(Aim): Every line of the material below should be repeated exactly.

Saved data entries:

____________________

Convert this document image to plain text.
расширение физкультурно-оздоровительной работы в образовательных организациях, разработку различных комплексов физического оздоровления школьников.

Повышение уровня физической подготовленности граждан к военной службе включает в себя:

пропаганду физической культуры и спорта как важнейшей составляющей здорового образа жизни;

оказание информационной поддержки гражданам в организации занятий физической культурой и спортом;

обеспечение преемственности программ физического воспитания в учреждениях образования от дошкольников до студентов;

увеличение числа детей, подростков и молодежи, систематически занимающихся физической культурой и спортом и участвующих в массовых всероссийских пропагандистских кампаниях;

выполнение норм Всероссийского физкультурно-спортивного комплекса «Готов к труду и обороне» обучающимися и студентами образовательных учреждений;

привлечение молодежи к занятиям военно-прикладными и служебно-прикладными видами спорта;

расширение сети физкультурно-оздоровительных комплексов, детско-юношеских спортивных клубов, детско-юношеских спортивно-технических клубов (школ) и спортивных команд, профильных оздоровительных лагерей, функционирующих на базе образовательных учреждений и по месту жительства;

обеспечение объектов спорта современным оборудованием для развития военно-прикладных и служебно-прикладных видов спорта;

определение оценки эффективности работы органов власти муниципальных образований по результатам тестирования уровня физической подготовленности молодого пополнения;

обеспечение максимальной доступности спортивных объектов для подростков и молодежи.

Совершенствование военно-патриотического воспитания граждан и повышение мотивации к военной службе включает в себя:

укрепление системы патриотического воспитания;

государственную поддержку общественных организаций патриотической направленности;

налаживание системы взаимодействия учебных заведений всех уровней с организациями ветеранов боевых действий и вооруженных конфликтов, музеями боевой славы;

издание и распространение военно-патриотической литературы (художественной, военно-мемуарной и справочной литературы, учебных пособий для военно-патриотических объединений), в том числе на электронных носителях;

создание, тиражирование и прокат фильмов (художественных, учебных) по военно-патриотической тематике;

____________________

(Answer to this problem):
Convert this document image to plain text.
расширение физкультурно-оздоровительной работы в образовательных организациях, разработку различных комплексов физического оздоровления школьников.

Повышение уровня физической подготовленности граждан к военной службе включает в себя:

пропаганду физической культуры и спорта как важнейшей составляющей здорового образа жизни;

оказание информационной поддержки гражданам в организации занятий физической культурой и спортом;

обеспечение преемственности программ физического воспитания в учреждениях образования от дошкольников до студентов;

увеличение числа детей, подростков и молодежи, систематически занимающихся физической культурой и спортом и участвующих в массовых всероссийских пропагандистских кампаниях;

выполнение норм Всероссийского физкультурно-спортивного комплекса «Готов к труду и обороне» обучающимися и студентами образовательных учреждений;

привлечение молодежи к занятиям военно-прикладными и служебно-прикладными видами спорта;

расширение сети физкультурно-оздоровительных комплексов, детско-юношеских спортивных клубов, детско-юношеских спортивно-технических клубов (школ) и спортивных команд, профильных оздоровительных лагерей, функционирующих на базе образовательных учреждений и по месту жительства;

обеспечение объектов спорта современным оборудованием для развития военно-прикладных и служебно-прикладных видов спорта;

определение оценки эффективности работы органов власти муниципальных образований по результатам тестирования уровня физической подготовленности молодого пополнения;

обеспечение максимальной доступности спортивных объектов для подростков и молодежи.

Совершенствование военно-патриотического воспитания граждан и повышение мотивации к военной службе включает в себя:

укрепление системы патриотического воспитания;

государственную поддержку общественных организаций патриотической направленности;

налаживание системы взаимодействия учебных заведений всех уровней с организациями ветеранов боевых действий и вооруженных конфликтов, музеями боевой славы;

издание и распространение военно-патриотической литературы (художественной, военно-мемуарной и справочной литературы, учебных пособий для военно-патриотических объединений), в том числе на электронных носителях;

создание, тиражирование и прокат фильмов (художественных, учебных) по военно-патриотической тематике;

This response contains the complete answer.